*What to produce*. Copy out each line containing "corrected" from the entries below.

↓↓↓

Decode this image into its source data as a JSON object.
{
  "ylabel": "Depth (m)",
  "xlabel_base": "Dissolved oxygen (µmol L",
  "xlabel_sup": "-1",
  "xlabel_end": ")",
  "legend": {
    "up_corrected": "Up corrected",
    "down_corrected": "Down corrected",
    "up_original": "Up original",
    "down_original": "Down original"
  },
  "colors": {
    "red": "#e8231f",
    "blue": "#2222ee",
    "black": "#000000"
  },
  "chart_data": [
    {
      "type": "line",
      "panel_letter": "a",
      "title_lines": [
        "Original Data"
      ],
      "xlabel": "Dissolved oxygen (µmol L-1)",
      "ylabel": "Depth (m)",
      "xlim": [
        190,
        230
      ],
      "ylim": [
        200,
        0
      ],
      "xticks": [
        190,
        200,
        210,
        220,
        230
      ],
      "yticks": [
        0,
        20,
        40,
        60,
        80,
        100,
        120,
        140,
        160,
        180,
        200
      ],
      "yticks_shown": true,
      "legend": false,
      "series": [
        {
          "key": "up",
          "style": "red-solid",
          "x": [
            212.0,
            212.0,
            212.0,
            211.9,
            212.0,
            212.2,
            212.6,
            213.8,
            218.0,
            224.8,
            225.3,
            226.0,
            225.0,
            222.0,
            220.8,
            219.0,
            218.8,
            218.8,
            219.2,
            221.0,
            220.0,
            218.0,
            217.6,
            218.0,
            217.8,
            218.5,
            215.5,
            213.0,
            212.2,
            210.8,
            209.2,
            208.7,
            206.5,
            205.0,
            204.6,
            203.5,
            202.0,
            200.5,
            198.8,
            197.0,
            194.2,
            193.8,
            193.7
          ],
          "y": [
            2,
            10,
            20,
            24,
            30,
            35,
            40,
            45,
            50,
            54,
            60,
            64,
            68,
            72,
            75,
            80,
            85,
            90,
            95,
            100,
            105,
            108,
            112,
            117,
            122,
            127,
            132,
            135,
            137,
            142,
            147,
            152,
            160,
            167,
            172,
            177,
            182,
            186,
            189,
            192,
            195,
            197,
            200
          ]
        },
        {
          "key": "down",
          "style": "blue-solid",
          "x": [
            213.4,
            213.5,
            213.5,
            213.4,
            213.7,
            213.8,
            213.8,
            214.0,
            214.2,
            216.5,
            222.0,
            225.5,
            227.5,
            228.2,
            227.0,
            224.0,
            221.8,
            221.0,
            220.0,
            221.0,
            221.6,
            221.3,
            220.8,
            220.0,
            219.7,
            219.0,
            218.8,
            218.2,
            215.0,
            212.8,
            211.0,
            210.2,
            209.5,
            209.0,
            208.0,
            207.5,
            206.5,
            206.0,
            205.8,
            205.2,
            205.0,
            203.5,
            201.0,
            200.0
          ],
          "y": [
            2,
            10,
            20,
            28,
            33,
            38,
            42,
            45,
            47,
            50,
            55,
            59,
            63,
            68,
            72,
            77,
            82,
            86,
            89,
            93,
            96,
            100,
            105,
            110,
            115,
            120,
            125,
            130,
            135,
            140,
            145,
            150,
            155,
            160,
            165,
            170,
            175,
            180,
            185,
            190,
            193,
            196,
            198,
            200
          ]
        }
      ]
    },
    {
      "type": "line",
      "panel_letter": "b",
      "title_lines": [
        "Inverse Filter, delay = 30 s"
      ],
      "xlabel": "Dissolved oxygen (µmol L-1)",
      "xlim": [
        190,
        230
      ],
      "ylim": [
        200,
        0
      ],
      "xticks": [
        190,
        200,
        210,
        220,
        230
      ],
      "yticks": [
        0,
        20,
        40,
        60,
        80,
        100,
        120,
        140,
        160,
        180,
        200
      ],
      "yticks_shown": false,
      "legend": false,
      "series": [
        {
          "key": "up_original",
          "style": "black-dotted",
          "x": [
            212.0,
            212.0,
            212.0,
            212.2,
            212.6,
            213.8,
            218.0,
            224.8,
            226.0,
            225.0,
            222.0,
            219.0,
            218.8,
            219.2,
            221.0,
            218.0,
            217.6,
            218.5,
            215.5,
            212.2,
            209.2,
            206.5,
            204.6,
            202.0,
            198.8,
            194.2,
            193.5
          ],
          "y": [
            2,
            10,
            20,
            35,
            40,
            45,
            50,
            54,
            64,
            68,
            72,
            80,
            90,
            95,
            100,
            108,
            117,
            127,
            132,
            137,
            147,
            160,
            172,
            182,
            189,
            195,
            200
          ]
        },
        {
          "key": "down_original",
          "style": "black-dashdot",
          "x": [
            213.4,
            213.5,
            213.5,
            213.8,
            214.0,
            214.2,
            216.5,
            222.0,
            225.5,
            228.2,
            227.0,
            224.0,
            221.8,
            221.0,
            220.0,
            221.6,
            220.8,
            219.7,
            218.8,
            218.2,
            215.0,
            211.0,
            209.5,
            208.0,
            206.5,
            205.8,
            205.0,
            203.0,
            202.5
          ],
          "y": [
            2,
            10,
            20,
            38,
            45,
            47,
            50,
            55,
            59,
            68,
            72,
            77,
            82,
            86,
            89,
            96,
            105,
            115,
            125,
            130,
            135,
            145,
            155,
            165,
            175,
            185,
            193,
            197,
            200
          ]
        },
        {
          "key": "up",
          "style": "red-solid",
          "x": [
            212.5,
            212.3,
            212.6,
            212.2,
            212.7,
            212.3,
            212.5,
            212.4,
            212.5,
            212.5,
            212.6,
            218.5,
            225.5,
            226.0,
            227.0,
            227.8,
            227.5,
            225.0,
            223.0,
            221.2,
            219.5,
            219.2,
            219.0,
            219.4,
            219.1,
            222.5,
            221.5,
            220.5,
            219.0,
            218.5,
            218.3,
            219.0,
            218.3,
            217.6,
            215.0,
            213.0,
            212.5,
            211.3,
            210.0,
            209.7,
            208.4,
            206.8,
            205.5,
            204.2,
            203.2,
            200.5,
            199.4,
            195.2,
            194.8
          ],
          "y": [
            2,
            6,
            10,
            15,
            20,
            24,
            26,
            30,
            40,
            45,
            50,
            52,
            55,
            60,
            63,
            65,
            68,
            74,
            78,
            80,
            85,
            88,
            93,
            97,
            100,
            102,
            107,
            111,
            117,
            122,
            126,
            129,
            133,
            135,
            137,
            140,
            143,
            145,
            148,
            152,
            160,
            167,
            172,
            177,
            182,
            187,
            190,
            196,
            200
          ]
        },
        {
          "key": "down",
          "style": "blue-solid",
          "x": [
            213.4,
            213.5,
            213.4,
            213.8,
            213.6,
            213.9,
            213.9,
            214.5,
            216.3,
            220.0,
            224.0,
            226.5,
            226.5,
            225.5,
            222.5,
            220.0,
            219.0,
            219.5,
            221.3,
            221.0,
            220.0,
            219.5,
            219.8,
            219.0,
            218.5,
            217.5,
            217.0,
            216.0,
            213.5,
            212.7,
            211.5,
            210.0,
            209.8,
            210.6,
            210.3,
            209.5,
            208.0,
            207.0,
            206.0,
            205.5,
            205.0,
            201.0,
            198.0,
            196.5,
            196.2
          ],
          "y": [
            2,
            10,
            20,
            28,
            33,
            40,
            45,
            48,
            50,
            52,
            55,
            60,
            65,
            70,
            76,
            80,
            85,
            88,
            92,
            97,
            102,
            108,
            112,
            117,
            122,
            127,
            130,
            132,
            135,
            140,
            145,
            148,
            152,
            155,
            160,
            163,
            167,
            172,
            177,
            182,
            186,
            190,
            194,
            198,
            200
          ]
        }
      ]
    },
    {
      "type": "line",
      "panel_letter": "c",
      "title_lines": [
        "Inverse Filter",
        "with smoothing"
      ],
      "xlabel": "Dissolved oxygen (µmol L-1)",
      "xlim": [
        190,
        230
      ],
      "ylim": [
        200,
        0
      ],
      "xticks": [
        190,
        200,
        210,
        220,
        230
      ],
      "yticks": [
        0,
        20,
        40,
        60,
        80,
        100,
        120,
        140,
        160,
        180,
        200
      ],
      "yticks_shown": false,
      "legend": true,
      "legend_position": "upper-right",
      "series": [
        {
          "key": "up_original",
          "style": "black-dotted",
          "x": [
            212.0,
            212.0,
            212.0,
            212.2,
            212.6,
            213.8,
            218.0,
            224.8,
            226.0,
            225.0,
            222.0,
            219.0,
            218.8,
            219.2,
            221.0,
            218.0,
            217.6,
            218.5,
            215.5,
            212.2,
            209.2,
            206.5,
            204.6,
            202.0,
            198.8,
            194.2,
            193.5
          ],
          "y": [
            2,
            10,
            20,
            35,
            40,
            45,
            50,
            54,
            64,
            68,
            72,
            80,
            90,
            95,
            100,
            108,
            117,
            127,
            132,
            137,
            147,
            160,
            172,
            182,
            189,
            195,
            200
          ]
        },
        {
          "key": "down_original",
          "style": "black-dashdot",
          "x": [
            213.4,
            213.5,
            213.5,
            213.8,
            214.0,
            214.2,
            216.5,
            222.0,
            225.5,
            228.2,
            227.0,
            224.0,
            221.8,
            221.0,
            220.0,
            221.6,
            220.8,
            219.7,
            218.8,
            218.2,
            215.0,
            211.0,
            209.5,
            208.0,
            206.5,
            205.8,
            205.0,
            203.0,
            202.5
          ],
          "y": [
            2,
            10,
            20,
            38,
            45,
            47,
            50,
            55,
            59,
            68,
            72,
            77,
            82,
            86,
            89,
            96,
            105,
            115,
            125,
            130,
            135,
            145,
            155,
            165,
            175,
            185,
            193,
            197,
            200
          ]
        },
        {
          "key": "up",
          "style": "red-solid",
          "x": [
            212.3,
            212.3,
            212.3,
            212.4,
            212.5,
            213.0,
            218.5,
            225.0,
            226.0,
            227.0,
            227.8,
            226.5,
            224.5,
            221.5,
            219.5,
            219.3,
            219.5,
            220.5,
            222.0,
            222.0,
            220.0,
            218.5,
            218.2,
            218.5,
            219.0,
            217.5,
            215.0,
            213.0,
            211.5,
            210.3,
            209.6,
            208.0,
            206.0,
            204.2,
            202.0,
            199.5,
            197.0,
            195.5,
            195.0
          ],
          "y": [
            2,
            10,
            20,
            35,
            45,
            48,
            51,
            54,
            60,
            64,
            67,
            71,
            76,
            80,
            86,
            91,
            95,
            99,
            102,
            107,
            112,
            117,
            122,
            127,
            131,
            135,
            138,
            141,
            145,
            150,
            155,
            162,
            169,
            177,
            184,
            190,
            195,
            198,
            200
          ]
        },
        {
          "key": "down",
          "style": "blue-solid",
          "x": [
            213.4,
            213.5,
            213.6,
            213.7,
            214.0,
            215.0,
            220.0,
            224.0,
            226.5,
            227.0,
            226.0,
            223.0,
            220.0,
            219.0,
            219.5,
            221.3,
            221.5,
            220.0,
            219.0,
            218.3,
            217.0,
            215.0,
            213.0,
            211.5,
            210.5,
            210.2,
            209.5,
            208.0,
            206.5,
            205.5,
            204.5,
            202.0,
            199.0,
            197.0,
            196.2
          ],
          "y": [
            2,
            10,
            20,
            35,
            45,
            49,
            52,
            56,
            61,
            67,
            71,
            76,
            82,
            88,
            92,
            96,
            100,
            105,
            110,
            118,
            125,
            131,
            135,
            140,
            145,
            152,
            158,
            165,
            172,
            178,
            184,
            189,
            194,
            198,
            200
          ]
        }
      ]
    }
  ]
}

↑↑↑

*Task solution*.
    "up_corrected": "Up corrected",
    "down_corrected": "Down corrected",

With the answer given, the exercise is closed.